### REQUIREMENT:
Your task is to print the material below exactly as presented.

### LISTED RECORDS:
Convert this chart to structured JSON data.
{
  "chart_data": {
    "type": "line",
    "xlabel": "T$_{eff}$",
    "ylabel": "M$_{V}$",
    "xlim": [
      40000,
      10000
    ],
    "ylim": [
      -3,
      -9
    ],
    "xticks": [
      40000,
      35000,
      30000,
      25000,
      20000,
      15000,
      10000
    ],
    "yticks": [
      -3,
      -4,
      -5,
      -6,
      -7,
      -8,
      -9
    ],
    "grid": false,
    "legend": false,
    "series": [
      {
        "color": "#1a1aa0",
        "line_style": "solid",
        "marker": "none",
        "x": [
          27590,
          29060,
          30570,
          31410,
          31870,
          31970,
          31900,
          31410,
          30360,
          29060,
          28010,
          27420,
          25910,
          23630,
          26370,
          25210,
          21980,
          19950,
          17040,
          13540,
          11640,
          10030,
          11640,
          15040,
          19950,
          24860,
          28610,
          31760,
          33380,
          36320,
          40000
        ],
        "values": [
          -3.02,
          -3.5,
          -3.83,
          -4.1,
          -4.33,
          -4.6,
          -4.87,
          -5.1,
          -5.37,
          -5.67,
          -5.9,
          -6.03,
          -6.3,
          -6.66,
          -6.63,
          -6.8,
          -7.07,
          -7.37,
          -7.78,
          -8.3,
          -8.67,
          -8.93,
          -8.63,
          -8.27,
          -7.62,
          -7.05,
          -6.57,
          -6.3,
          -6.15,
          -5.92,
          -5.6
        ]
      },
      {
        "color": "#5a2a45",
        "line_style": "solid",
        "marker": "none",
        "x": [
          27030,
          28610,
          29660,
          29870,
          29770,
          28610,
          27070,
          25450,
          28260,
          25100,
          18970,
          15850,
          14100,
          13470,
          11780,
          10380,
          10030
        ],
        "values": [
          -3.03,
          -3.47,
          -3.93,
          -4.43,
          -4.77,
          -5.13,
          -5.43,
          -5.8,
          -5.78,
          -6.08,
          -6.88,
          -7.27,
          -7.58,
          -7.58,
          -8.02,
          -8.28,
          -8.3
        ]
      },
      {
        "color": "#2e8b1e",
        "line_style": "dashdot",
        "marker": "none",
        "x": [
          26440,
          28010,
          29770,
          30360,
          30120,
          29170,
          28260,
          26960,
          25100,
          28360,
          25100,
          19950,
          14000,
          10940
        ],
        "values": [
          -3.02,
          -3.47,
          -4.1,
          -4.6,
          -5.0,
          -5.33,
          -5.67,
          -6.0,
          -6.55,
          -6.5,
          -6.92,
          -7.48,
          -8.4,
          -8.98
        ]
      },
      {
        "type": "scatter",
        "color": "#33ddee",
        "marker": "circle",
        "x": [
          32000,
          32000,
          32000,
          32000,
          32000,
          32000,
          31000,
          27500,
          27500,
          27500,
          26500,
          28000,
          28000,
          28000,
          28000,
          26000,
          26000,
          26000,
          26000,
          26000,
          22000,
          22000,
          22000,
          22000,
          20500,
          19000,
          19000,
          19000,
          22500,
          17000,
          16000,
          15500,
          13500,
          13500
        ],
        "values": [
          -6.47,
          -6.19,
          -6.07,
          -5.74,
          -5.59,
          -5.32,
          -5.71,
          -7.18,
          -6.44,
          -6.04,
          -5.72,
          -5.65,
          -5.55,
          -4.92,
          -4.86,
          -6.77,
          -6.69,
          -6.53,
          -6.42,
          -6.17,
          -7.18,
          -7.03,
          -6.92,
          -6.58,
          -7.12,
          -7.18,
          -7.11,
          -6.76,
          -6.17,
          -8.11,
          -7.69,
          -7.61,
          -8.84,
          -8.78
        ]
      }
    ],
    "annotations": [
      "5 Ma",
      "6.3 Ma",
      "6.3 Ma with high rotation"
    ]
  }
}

### COMPLETE ANSWER:
Convert this chart to structured JSON data.
{
  "chart_data": {
    "type": "line",
    "xlabel": "T$_{eff}$",
    "ylabel": "M$_{V}$",
    "xlim": [
      40000,
      10000
    ],
    "ylim": [
      -3,
      -9
    ],
    "xticks": [
      40000,
      35000,
      30000,
      25000,
      20000,
      15000,
      10000
    ],
    "yticks": [
      -3,
      -4,
      -5,
      -6,
      -7,
      -8,
      -9
    ],
    "grid": false,
    "legend": false,
    "series": [
      {
        "color": "#1a1aa0",
        "line_style": "solid",
        "marker": "none",
        "x": [
          27590,
          29060,
          30570,
          31410,
          31870,
          31970,
          31900,
          31410,
          30360,
          29060,
          28010,
          27420,
          25910,
          23630,
          26370,
          25210,
          21980,
          19950,
          17040,
          13540,
          11640,
          10030,
          11640,
          15040,
          19950,
          24860,
          28610,
          31760,
          33380,
          36320,
          40000
        ],
        "values": [
          -3.02,
          -3.5,
          -3.83,
          -4.1,
          -4.33,
          -4.6,
          -4.87,
          -5.1,
          -5.37,
          -5.67,
          -5.9,
          -6.03,
          -6.3,
          -6.66,
          -6.63,
          -6.8,
          -7.07,
          -7.37,
          -7.78,
          -8.3,
          -8.67,
          -8.93,
          -8.63,
          -8.27,
          -7.62,
          -7.05,
          -6.57,
          -6.3,
          -6.15,
          -5.92,
          -5.6
        ]
      },
      {
        "color": "#5a2a45",
        "line_style": "solid",
        "marker": "none",
        "x": [
          27030,
          28610,
          29660,
          29870,
          29770,
          28610,
          27070,
          25450,
          28260,
          25100,
          18970,
          15850,
          14100,
          13470,
          11780,
          10380,
          10030
        ],
        "values": [
          -3.03,
          -3.47,
          -3.93,
          -4.43,
          -4.77,
          -5.13,
          -5.43,
          -5.8,
          -5.78,
          -6.08,
          -6.88,
          -7.27,
          -7.58,
          -7.58,
          -8.02,
          -8.28,
          -8.3
        ]
      },
      {
        "color": "#2e8b1e",
        "line_style": "dashdot",
        "marker": "none",
        "x": [
          26440,
          28010,
          29770,
          30360,
          30120,
          29170,
          28260,
          26960,
          25100,
          28360,
          25100,
          19950,
          14000,
          10940
        ],
        "values": [
          -3.02,
          -3.47,
          -4.1,
          -4.6,
          -5.0,
          -5.33,
          -5.67,
          -6.0,
          -6.55,
          -6.5,
          -6.92,
          -7.48,
          -8.4,
          -8.98
        ]
      },
      {
        "type": "scatter",
        "color": "#33ddee",
        "marker": "circle",
        "x": [
          32000,
          32000,
          32000,
          32000,
          32000,
          32000,
          31000,
          27500,
          27500,
          27500,
          26500,
          28000,
          28000,
          28000,
          28000,
          26000,
          26000,
          26000,
          26000,
          26000,
          22000,
          22000,
          22000,
          22000,
          20500,
          19000,
          19000,
          19000,
          22500,
          17000,
          16000,
          15500,
          13500,
          13500
        ],
        "values": [
          -6.47,
          -6.19,
          -6.07,
          -5.74,
          -5.59,
          -5.32,
          -5.71,
          -7.18,
          -6.44,
          -6.04,
          -5.72,
          -5.65,
          -5.55,
          -4.92,
          -4.86,
          -6.77,
          -6.69,
          -6.53,
          -6.42,
          -6.17,
          -7.18,
          -7.03,
          -6.92,
          -6.58,
          -7.12,
          -7.18,
          -7.11,
          -6.76,
          -6.17,
          -8.11,
          -7.69,
          -7.61,
          -8.84,
          -8.78
        ]
      }
    ],
    "annotations": [
      "5 Ma",
      "6.3 Ma",
      "6.3 Ma with high rotation"
    ]
  }
}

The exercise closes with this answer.